Ever accelerating environmental fragmentation was in full swing. Of course, it had been going on for centuries when the railroads took the gentler routes, laying track upon earthen dikes that cut through the centre of the salt marshes. This had the effect of restricting and choking the natural tidal flow into the marshes.
With the new service-oriented economy, grass lands were abandoned. This started a succession of pioneering species of trees that began to occupy the pasture lands; pin oak, and pitch pine, followed by white oak and white pine and, more recently, beeches. Back in the days of the Pilgrims, the now endangered Atlantic white cedar swamps had been timbered for durable fence posts. Red maple swamps were dug out to make room for the planting of cranberries. By the middle of the 20th century, almost every creek and rivulet on Cape Cod had a succession of cranberry bogs with agricultural earthen dikes to capture and retain the streams’ waters so as to protect the frost-sensitive vines in winter. However, the control over these waterways had always been contentious. River herring, blueback and alewife, are anadromous fish. Like salmon, they are spawned in fresh water and then return to the ocean to mature. As long as there has been a Cape Cod, herring have worked their way up the rivulets to spawn in lakes as far as four miles from the coast. These fish have always been prized as a food, as bait, and for their iridescent scales which were once ground into a paste for the nineteenth century faux pearl industry.
Mills, both grist and woolen, had been constructed along the herring routes well before George III was king of the area. By 1806, the free passage of herring became a cause célèbre in the town of Falmouth. Angry men congregated upon the town green to protest the restriction of herring. To show their collective disapproval, they took hold of one of two cannons stationed there, which had formerly been used on British troops that had attempted a landing in 1779, filled it with gunpowder, loaded it with herring, and then fired to the fuse. Lamentably, the cannon burst, killing one of the gunners. However, by the time of the American Civil War, a by-law was established restricting the times the mills could operate, allowing herring passage during the mill’s down time.
Before the railroad had arrived in Woods Hole, the Secretary of the Smithsonian Institution, Spencer Fullerton Baird, had launched the nation’s first national conservation agency there, the United States Fisheries Commission. This sleepy little fishing village soon featured a large complex of research buildings, research vessels and fish pens for the purpose of studying and replenishing the ocean’s depleted fish stocks. The United States Fisheries Commission eventually would become the National Marine Fisheries Service. Baird’s commission soon was engaged in hatching and distributing over 200 billion commercial fish species, including the illustrious cod. Regrettably, despite these pioneering efforts, cod landed poundage continued to drop, from 300 million pounds to 70 million pounds by 1941. Overfishing and natural predation had taken its toll.

List of tasks:
[1] In the Cape Cod history passage, which agency did the United States Fisheries Commission eventually become?
[2] For each statement, say whether the Cape Cod history passage supports it, and quote the words that decide it. (a) Railroad dikes across the salt marshes restricted the tidal flow into them. (b) The 1806 herring protest in Falmouth ended without anyone being hurt. (c) Cod landings rose by 1941.
[3] Pick up the Cape Cod history passage after its final sentence and continue it.

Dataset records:
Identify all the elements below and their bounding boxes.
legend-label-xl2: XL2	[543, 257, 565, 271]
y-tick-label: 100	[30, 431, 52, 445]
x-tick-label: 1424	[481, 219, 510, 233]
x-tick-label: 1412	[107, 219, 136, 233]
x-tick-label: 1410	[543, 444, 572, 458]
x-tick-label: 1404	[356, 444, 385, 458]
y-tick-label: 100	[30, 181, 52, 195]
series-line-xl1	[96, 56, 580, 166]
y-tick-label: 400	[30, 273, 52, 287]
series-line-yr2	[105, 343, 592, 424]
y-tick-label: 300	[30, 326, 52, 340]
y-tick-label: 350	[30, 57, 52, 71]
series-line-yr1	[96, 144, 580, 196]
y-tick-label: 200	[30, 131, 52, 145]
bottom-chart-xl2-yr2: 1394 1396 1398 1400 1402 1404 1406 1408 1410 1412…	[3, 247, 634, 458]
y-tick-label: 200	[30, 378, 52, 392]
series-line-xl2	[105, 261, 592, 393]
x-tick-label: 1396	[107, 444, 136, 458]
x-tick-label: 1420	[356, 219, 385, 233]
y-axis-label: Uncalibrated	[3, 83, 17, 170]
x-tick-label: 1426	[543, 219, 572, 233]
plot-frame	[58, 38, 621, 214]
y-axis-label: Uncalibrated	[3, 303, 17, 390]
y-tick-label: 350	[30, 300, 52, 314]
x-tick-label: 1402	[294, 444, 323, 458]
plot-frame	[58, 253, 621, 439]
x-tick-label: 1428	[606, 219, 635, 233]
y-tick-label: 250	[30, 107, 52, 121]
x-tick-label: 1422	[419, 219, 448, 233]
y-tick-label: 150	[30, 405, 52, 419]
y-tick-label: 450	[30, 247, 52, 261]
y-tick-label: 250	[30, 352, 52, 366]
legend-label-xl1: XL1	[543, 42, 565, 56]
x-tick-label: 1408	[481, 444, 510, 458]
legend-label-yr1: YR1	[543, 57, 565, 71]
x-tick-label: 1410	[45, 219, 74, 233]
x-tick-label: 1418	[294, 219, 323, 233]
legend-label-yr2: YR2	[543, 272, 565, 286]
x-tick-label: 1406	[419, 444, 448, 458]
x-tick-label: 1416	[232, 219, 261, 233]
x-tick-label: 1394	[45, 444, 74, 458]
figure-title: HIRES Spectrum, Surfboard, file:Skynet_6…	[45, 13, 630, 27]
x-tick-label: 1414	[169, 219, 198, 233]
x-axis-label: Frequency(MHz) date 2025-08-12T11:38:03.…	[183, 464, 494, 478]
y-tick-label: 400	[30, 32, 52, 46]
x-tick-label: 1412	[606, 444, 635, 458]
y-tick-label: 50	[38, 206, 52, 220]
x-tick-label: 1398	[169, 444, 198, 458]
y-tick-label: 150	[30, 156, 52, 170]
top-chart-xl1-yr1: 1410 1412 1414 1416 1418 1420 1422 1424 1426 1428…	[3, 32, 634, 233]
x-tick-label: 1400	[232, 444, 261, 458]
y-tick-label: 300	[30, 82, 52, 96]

Task responses:
[1] The National Marine Fisheries Service.

[2]
(a) Yes: "This had the effect of restricting and choking the natural tidal flow into the marshes."
(b) No: "Lamentably, the cannon burst, killing one of the gunners."
(c) No: "cod landed poundage continued to drop, from 300 million pounds to 70 million pounds by 1941."

[3]
With the arrival of the Fish Commission, marine-based research facilitates established themselves in Woods Hole. In 1888 came the Marine Biological Laboratory, which now boasts 58 Nobel laureates. In 1930, the Woods Hole Oceanographic Institution was established. Its deep-sea submersible, Alvin, is now world famous.
Perhaps the two biggest impacts on Cape Cod’s environment were the establishments of the U.S. Army’s Camp Edwards in 1911, followed by Otis Air Force base in 1938. The joint military reservations still cover 21,000 acres. These bases provided training for troops deployed during World War II, and served as a forward air base on New England’s east coast. They also contained a Bomarc base (guided surface-to-air missiles, in service 1959-1972, named by combining Boeing with Michigan Air Research Center), and a Cold War early warning system, known as PAVE Paws (Precision Acquisition Vehicle Entry Phased Array Warning System, in service 1980-1995). In later years, the United States Coast Guard air wing was established there, and used for fisheries surveillance, drug interdiction and search and rescue.
Unfortunately, the military practices on the bases caused extreme environmental degradation: jet fuel fire training for fire departments (pouring jet fuel about and setting it off), onsite burial of discarded military weaponry, and a very large fuel leak that was known about and ignored for decades. The military’s reaction to their pipeline leak was to increase the fuel budget to offset the loss due to leakage. Fuel was received from tankers tied up along the Cape Cod Canal. They pumped their holds full of petrol products into a pipeline that went to the base. Somewhere there was a leak, but who knew where? Around 1989, National Geographic featured a photo illustrating the damage due to these practices. Water from a private well in Falmouth was placed into a cigarette lighter and then set alight. Falmouth’s private wells and municipal water systems were soon discovered to be impacted by dozens of underground rivers carrying toxic plumes. Elevated levels of Parkinson’s disease, Alzheimer’s, dementia, and various types of cancer were more prevalent in people who used this water.
Cranberry bogs were impacted. Flooding and irrigating bogs with contaminated water was not good for the marketability of the product. The base and surrounding area were declared a federal superfund site. Since the mid-1990s, 6.7 million gallons of ground water a day from numerous locations have been extracted and filtered through activated charcoal and reinjected into the aquifer.
As fuel was being secreted into the Cape’s soils, its shores were also being assaulted. Fuel spills from wrecked and holed barges in Buzzards Bay, on the west side of Cape Cod, became common. In 1969, the barge Florida disgorged 189,000 gallons of number 2 bunker fuel onto the shores of West Falmouth. It was followed by the barge TB/ST-85, Bouchard 65, the liner Bermuda Star, and finally by the Bouchard 120. In total, about a half million gallons spilled over fifty years. This made West Falmouth’s 140-acre Great Sippewissett Salt Marsh, where so much of this came ashore, the most intensively researched saltmarsh in the world.
At the time of the Florida grounding I had been living in Falmouth for about two years. I could smell the oil on the winds that came off of Buzzards Bay. The Cape was all a-bustle, not with concern over the spill since little was known about such things back then, but because the tourist season was about to end. The locals were looking forward to their well-deserved rest.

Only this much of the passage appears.